=== ITEMS ===

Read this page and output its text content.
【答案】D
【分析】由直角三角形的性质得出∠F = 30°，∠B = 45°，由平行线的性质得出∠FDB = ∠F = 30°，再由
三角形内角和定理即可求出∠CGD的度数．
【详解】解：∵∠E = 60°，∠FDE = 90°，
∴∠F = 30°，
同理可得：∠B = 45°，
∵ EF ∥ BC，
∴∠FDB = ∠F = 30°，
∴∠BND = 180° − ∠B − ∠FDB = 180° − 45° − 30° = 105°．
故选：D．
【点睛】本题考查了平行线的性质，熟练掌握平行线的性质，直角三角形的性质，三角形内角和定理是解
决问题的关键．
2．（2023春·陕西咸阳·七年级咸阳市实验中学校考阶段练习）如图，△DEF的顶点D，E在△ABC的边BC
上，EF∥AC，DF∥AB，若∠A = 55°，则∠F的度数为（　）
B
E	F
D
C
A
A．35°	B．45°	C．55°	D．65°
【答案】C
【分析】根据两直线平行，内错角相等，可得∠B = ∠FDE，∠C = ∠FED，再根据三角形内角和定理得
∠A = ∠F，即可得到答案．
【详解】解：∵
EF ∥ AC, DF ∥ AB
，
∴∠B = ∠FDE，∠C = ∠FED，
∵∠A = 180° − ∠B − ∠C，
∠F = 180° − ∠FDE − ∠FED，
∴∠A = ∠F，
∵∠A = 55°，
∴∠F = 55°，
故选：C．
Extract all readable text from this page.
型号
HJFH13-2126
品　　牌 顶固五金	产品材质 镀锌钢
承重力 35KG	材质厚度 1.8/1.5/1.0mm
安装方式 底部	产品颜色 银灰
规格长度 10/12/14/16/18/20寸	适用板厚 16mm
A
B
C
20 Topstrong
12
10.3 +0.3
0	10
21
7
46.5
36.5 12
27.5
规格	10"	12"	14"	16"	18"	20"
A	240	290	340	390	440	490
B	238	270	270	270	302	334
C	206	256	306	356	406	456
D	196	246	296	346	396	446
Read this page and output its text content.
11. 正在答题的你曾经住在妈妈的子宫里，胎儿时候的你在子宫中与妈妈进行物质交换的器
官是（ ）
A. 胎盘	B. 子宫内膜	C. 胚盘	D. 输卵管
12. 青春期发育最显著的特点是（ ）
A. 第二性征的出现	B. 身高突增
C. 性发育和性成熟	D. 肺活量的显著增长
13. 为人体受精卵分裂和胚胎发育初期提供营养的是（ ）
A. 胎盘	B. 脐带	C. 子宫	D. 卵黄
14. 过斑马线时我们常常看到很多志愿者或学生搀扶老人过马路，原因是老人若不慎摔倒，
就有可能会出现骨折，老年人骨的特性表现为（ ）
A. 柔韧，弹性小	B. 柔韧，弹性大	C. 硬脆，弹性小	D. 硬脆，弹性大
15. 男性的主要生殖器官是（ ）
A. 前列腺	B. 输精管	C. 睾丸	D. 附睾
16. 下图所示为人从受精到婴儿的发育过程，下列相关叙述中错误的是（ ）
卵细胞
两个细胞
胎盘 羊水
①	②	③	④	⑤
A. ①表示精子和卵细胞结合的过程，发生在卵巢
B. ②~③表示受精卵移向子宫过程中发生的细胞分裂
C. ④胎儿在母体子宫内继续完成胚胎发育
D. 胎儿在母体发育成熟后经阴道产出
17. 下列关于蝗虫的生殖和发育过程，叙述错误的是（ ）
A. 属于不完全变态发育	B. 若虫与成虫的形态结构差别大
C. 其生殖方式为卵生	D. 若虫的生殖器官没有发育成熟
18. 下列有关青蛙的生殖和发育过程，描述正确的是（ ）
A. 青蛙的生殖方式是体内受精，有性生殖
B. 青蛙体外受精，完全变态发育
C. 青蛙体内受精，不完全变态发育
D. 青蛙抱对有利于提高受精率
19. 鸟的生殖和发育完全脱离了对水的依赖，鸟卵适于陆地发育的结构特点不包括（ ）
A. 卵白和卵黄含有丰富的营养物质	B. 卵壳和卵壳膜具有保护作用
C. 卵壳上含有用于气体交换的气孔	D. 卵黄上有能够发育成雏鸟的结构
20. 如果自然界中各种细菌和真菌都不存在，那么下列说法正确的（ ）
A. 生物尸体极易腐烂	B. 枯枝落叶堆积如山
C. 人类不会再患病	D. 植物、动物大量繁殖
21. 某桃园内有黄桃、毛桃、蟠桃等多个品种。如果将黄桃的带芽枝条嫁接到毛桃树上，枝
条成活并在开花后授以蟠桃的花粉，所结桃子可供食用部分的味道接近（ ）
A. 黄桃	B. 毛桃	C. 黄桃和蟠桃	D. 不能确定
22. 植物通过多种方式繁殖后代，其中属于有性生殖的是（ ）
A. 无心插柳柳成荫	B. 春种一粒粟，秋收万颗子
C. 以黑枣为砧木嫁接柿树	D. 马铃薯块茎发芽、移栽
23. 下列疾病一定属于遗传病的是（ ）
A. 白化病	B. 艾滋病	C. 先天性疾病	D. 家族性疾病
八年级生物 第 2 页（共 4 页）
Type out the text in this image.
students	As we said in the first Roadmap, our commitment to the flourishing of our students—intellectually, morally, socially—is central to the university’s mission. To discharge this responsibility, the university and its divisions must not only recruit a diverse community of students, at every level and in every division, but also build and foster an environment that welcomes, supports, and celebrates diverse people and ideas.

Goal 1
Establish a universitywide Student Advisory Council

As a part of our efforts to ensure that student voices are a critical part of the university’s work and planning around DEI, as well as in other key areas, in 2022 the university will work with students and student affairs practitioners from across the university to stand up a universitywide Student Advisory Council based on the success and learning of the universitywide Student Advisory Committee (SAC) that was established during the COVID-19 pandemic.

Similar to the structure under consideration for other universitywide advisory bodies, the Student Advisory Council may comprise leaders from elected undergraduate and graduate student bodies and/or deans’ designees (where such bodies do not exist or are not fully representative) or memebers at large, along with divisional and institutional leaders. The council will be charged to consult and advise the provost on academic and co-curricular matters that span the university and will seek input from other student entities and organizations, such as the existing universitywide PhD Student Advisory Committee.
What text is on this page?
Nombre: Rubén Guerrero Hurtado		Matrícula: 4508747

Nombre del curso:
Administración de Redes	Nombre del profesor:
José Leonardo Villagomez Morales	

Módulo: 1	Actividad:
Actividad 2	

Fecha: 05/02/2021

===

» **DIRECTION**
Output each record exactly, leaving nothing out.

» **OUTPUT FOR THIS EXERCISE**
Read this page and output its text content.
【答案】D
【分析】由直角三角形的性质得出∠F = 30°，∠B = 45°，由平行线的性质得出∠FDB = ∠F = 30°，再由
三角形内角和定理即可求出∠CGD的度数．
【详解】解：∵∠E = 60°，∠FDE = 90°，
∴∠F = 30°，
同理可得：∠B = 45°，
∵ EF ∥ BC，
∴∠FDB = ∠F = 30°，
∴∠BND = 180° − ∠B − ∠FDB = 180° − 45° − 30° = 105°．
故选：D．
【点睛】本题考查了平行线的性质，熟练掌握平行线的性质，直角三角形的性质，三角形内角和定理是解
决问题的关键．
2．（2023春·陕西咸阳·七年级咸阳市实验中学校考阶段练习）如图，△DEF的顶点D，E在△ABC的边BC
上，EF∥AC，DF∥AB，若∠A = 55°，则∠F的度数为（　）
B
E	F
D
C
A
A．35°	B．45°	C．55°	D．65°
【答案】C
【分析】根据两直线平行，内错角相等，可得∠B = ∠FDE，∠C = ∠FED，再根据三角形内角和定理得
∠A = ∠F，即可得到答案．
【详解】解：∵
EF ∥ AC, DF ∥ AB
，
∴∠B = ∠FDE，∠C = ∠FED，
∵∠A = 180° − ∠B − ∠C，
∠F = 180° − ∠FDE − ∠FED，
∴∠A = ∠F，
∵∠A = 55°，
∴∠F = 55°，
故选：C．
Extract all readable text from this page.
型号
HJFH13-2126
品　　牌 顶固五金	产品材质 镀锌钢
承重力 35KG	材质厚度 1.8/1.5/1.0mm
安装方式 底部	产品颜色 银灰
规格长度 10/12/14/16/18/20寸	适用板厚 16mm
A
B
C
20 Topstrong
12
10.3 +0.3
0	10
21
7
46.5
36.5 12
27.5
规格	10"	12"	14"	16"	18"	20"
A	240	290	340	390	440	490
B	238	270	270	270	302	334
C	206	256	306	356	406	456
D	196	246	296	346	396	446
Read this page and output its text content.
11. 正在答题的你曾经住在妈妈的子宫里，胎儿时候的你在子宫中与妈妈进行物质交换的器
官是（ ）
A. 胎盘	B. 子宫内膜	C. 胚盘	D. 输卵管
12. 青春期发育最显著的特点是（ ）
A. 第二性征的出现	B. 身高突增
C. 性发育和性成熟	D. 肺活量的显著增长
13. 为人体受精卵分裂和胚胎发育初期提供营养的是（ ）
A. 胎盘	B. 脐带	C. 子宫	D. 卵黄
14. 过斑马线时我们常常看到很多志愿者或学生搀扶老人过马路，原因是老人若不慎摔倒，
就有可能会出现骨折，老年人骨的特性表现为（ ）
A. 柔韧，弹性小	B. 柔韧，弹性大	C. 硬脆，弹性小	D. 硬脆，弹性大
15. 男性的主要生殖器官是（ ）
A. 前列腺	B. 输精管	C. 睾丸	D. 附睾
16. 下图所示为人从受精到婴儿的发育过程，下列相关叙述中错误的是（ ）
卵细胞
两个细胞
胎盘 羊水
①	②	③	④	⑤
A. ①表示精子和卵细胞结合的过程，发生在卵巢
B. ②~③表示受精卵移向子宫过程中发生的细胞分裂
C. ④胎儿在母体子宫内继续完成胚胎发育
D. 胎儿在母体发育成熟后经阴道产出
17. 下列关于蝗虫的生殖和发育过程，叙述错误的是（ ）
A. 属于不完全变态发育	B. 若虫与成虫的形态结构差别大
C. 其生殖方式为卵生	D. 若虫的生殖器官没有发育成熟
18. 下列有关青蛙的生殖和发育过程，描述正确的是（ ）
A. 青蛙的生殖方式是体内受精，有性生殖
B. 青蛙体外受精，完全变态发育
C. 青蛙体内受精，不完全变态发育
D. 青蛙抱对有利于提高受精率
19. 鸟的生殖和发育完全脱离了对水的依赖，鸟卵适于陆地发育的结构特点不包括（ ）
A. 卵白和卵黄含有丰富的营养物质	B. 卵壳和卵壳膜具有保护作用
C. 卵壳上含有用于气体交换的气孔	D. 卵黄上有能够发育成雏鸟的结构
20. 如果自然界中各种细菌和真菌都不存在，那么下列说法正确的（ ）
A. 生物尸体极易腐烂	B. 枯枝落叶堆积如山
C. 人类不会再患病	D. 植物、动物大量繁殖
21. 某桃园内有黄桃、毛桃、蟠桃等多个品种。如果将黄桃的带芽枝条嫁接到毛桃树上，枝
条成活并在开花后授以蟠桃的花粉，所结桃子可供食用部分的味道接近（ ）
A. 黄桃	B. 毛桃	C. 黄桃和蟠桃	D. 不能确定
22. 植物通过多种方式繁殖后代，其中属于有性生殖的是（ ）
A. 无心插柳柳成荫	B. 春种一粒粟，秋收万颗子
C. 以黑枣为砧木嫁接柿树	D. 马铃薯块茎发芽、移栽
23. 下列疾病一定属于遗传病的是（ ）
A. 白化病	B. 艾滋病	C. 先天性疾病	D. 家族性疾病
八年级生物 第 2 页（共 4 页）
Type out the text in this image.
students	As we said in the first Roadmap, our commitment to the flourishing of our students—intellectually, morally, socially—is central to the university’s mission. To discharge this responsibility, the university and its divisions must not only recruit a diverse community of students, at every level and in every division, but also build and foster an environment that welcomes, supports, and celebrates diverse people and ideas.

Goal 1
Establish a universitywide Student Advisory Council

As a part of our efforts to ensure that student voices are a critical part of the university’s work and planning around DEI, as well as in other key areas, in 2022 the university will work with students and student affairs practitioners from across the university to stand up a universitywide Student Advisory Council based on the success and learning of the universitywide Student Advisory Committee (SAC) that was established during the COVID-19 pandemic.

Similar to the structure under consideration for other universitywide advisory bodies, the Student Advisory Council may comprise leaders from elected undergraduate and graduate student bodies and/or deans’ designees (where such bodies do not exist or are not fully representative) or memebers at large, along with divisional and institutional leaders. The council will be charged to consult and advise the provost on academic and co-curricular matters that span the university and will seek input from other student entities and organizations, such as the existing universitywide PhD Student Advisory Committee.
What text is on this page?
Nombre: Rubén Guerrero Hurtado		Matrícula: 4508747

Nombre del curso:
Administración de Redes	Nombre del profesor:
José Leonardo Villagomez Morales	

Módulo: 1	Actividad:
Actividad 2	

Fecha: 05/02/2021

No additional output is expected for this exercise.